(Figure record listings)
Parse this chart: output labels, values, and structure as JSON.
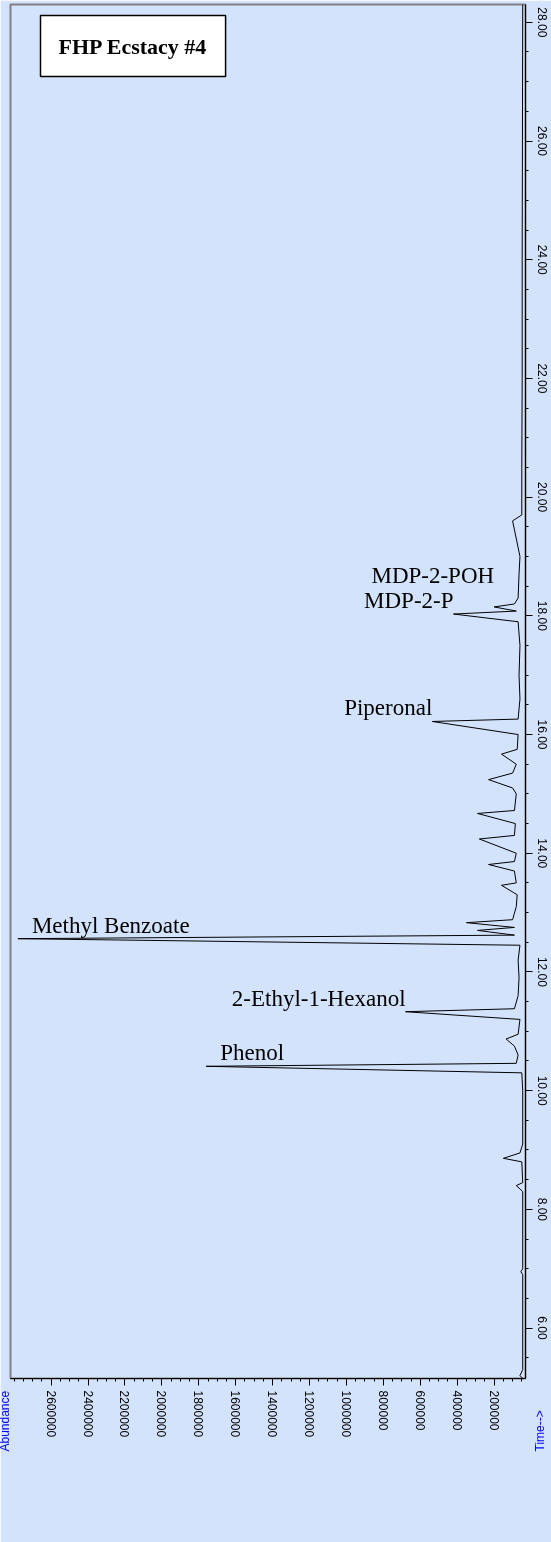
{
  "chart_data": {
    "type": "line",
    "orientation": "horizontal",
    "title": "FHP Ecstacy #4",
    "x": [
      5.15,
      5.2,
      5.3,
      6.9,
      6.95,
      7.0,
      8.3,
      8.4,
      8.45,
      8.8,
      8.86,
      8.95,
      9.1,
      10.0,
      10.3,
      10.41,
      10.46,
      10.6,
      10.75,
      10.87,
      10.95,
      11.2,
      11.33,
      11.38,
      11.6,
      11.9,
      12.2,
      12.45,
      12.56,
      12.62,
      12.7,
      12.75,
      12.83,
      12.88,
      13.1,
      13.3,
      13.46,
      13.5,
      13.7,
      13.81,
      13.86,
      14.0,
      14.24,
      14.3,
      14.5,
      14.67,
      14.72,
      15.0,
      15.1,
      15.24,
      15.35,
      15.5,
      15.67,
      15.75,
      16.0,
      16.22,
      16.26,
      16.6,
      17.0,
      17.5,
      17.9,
      18.03,
      18.08,
      18.15,
      18.2,
      18.3,
      18.7,
      19.0,
      19.6,
      19.7,
      20.5,
      22.0,
      24.0,
      28.3
    ],
    "series": [
      {
        "color": "#000000",
        "values": [
          45000,
          60000,
          45000,
          45000,
          55000,
          45000,
          45000,
          80000,
          45000,
          50000,
          150000,
          60000,
          45000,
          45000,
          50000,
          1760000,
          80000,
          70000,
          90000,
          135000,
          70000,
          60000,
          680000,
          90000,
          70000,
          65000,
          70000,
          60000,
          2780000,
          90000,
          290000,
          90000,
          350000,
          100000,
          80000,
          75000,
          160000,
          80000,
          90000,
          230000,
          90000,
          80000,
          280000,
          90000,
          85000,
          290000,
          90000,
          80000,
          100000,
          230000,
          100000,
          80000,
          160000,
          75000,
          70000,
          535000,
          70000,
          60000,
          65000,
          60000,
          70000,
          420000,
          80000,
          200000,
          90000,
          70000,
          65000,
          60000,
          100000,
          50000,
          50000,
          48000,
          48000,
          45000
        ]
      }
    ],
    "xlim": [
      2820000,
      30000
    ],
    "xticks": [
      200000,
      400000,
      600000,
      800000,
      1000000,
      1200000,
      1400000,
      1600000,
      1800000,
      2000000,
      2200000,
      2400000,
      2600000
    ],
    "ylim": [
      5.15,
      28.3
    ],
    "yticks": [
      {
        "value": 6,
        "label": "6.00"
      },
      {
        "value": 8,
        "label": "8.00"
      },
      {
        "value": 10,
        "label": "10.00"
      },
      {
        "value": 12,
        "label": "12.00"
      },
      {
        "value": 14,
        "label": "14.00"
      },
      {
        "value": 16,
        "label": "16.00"
      },
      {
        "value": 18,
        "label": "18.00"
      },
      {
        "value": 20,
        "label": "20.00"
      },
      {
        "value": 22,
        "label": "22.00"
      },
      {
        "value": 24,
        "label": "24.00"
      },
      {
        "value": 26,
        "label": "26.00"
      },
      {
        "value": 28,
        "label": "28.00"
      }
    ],
    "annotations": [
      {
        "text": "MDP-2-POH",
        "x": 200000,
        "y": 18.15
      },
      {
        "text": "MDP-2-P",
        "x": 420000,
        "y": 18.03
      },
      {
        "text": "Piperonal",
        "x": 535000,
        "y": 16.22
      },
      {
        "text": "Methyl Benzoate",
        "x": 2780000,
        "y": 12.56
      },
      {
        "text": "2-Ethyl-1-Hexanol",
        "x": 680000,
        "y": 11.33
      },
      {
        "text": "Phenol",
        "x": 1760000,
        "y": 10.41
      },
      "Abundance",
      "Time-->"
    ],
    "grid": false,
    "marker": "none",
    "line_style": "solid"
  }
}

§ WORK TO BE COMPLETED
Your task is to repeat the data above exactly while excluding the pictures.

§ OUTPUT FOR THIS EXERCISE
Parse this chart: output labels, values, and structure as JSON.
{
  "chart_data": {
    "type": "line",
    "orientation": "horizontal",
    "title": "FHP Ecstacy #4",
    "x": [
      5.15,
      5.2,
      5.3,
      6.9,
      6.95,
      7.0,
      8.3,
      8.4,
      8.45,
      8.8,
      8.86,
      8.95,
      9.1,
      10.0,
      10.3,
      10.41,
      10.46,
      10.6,
      10.75,
      10.87,
      10.95,
      11.2,
      11.33,
      11.38,
      11.6,
      11.9,
      12.2,
      12.45,
      12.56,
      12.62,
      12.7,
      12.75,
      12.83,
      12.88,
      13.1,
      13.3,
      13.46,
      13.5,
      13.7,
      13.81,
      13.86,
      14.0,
      14.24,
      14.3,
      14.5,
      14.67,
      14.72,
      15.0,
      15.1,
      15.24,
      15.35,
      15.5,
      15.67,
      15.75,
      16.0,
      16.22,
      16.26,
      16.6,
      17.0,
      17.5,
      17.9,
      18.03,
      18.08,
      18.15,
      18.2,
      18.3,
      18.7,
      19.0,
      19.6,
      19.7,
      20.5,
      22.0,
      24.0,
      28.3
    ],
    "series": [
      {
        "color": "#000000",
        "values": [
          45000,
          60000,
          45000,
          45000,
          55000,
          45000,
          45000,
          80000,
          45000,
          50000,
          150000,
          60000,
          45000,
          45000,
          50000,
          1760000,
          80000,
          70000,
          90000,
          135000,
          70000,
          60000,
          680000,
          90000,
          70000,
          65000,
          70000,
          60000,
          2780000,
          90000,
          290000,
          90000,
          350000,
          100000,
          80000,
          75000,
          160000,
          80000,
          90000,
          230000,
          90000,
          80000,
          280000,
          90000,
          85000,
          290000,
          90000,
          80000,
          100000,
          230000,
          100000,
          80000,
          160000,
          75000,
          70000,
          535000,
          70000,
          60000,
          65000,
          60000,
          70000,
          420000,
          80000,
          200000,
          90000,
          70000,
          65000,
          60000,
          100000,
          50000,
          50000,
          48000,
          48000,
          45000
        ]
      }
    ],
    "xlim": [
      2820000,
      30000
    ],
    "xticks": [
      200000,
      400000,
      600000,
      800000,
      1000000,
      1200000,
      1400000,
      1600000,
      1800000,
      2000000,
      2200000,
      2400000,
      2600000
    ],
    "ylim": [
      5.15,
      28.3
    ],
    "yticks": [
      {
        "value": 6,
        "label": "6.00"
      },
      {
        "value": 8,
        "label": "8.00"
      },
      {
        "value": 10,
        "label": "10.00"
      },
      {
        "value": 12,
        "label": "12.00"
      },
      {
        "value": 14,
        "label": "14.00"
      },
      {
        "value": 16,
        "label": "16.00"
      },
      {
        "value": 18,
        "label": "18.00"
      },
      {
        "value": 20,
        "label": "20.00"
      },
      {
        "value": 22,
        "label": "22.00"
      },
      {
        "value": 24,
        "label": "24.00"
      },
      {
        "value": 26,
        "label": "26.00"
      },
      {
        "value": 28,
        "label": "28.00"
      }
    ],
    "annotations": [
      {
        "text": "MDP-2-POH",
        "x": 200000,
        "y": 18.15
      },
      {
        "text": "MDP-2-P",
        "x": 420000,
        "y": 18.03
      },
      {
        "text": "Piperonal",
        "x": 535000,
        "y": 16.22
      },
      {
        "text": "Methyl Benzoate",
        "x": 2780000,
        "y": 12.56
      },
      {
        "text": "2-Ethyl-1-Hexanol",
        "x": 680000,
        "y": 11.33
      },
      {
        "text": "Phenol",
        "x": 1760000,
        "y": 10.41
      },
      "Abundance",
      "Time-->"
    ],
    "grid": false,
    "marker": "none",
    "line_style": "solid"
  }
}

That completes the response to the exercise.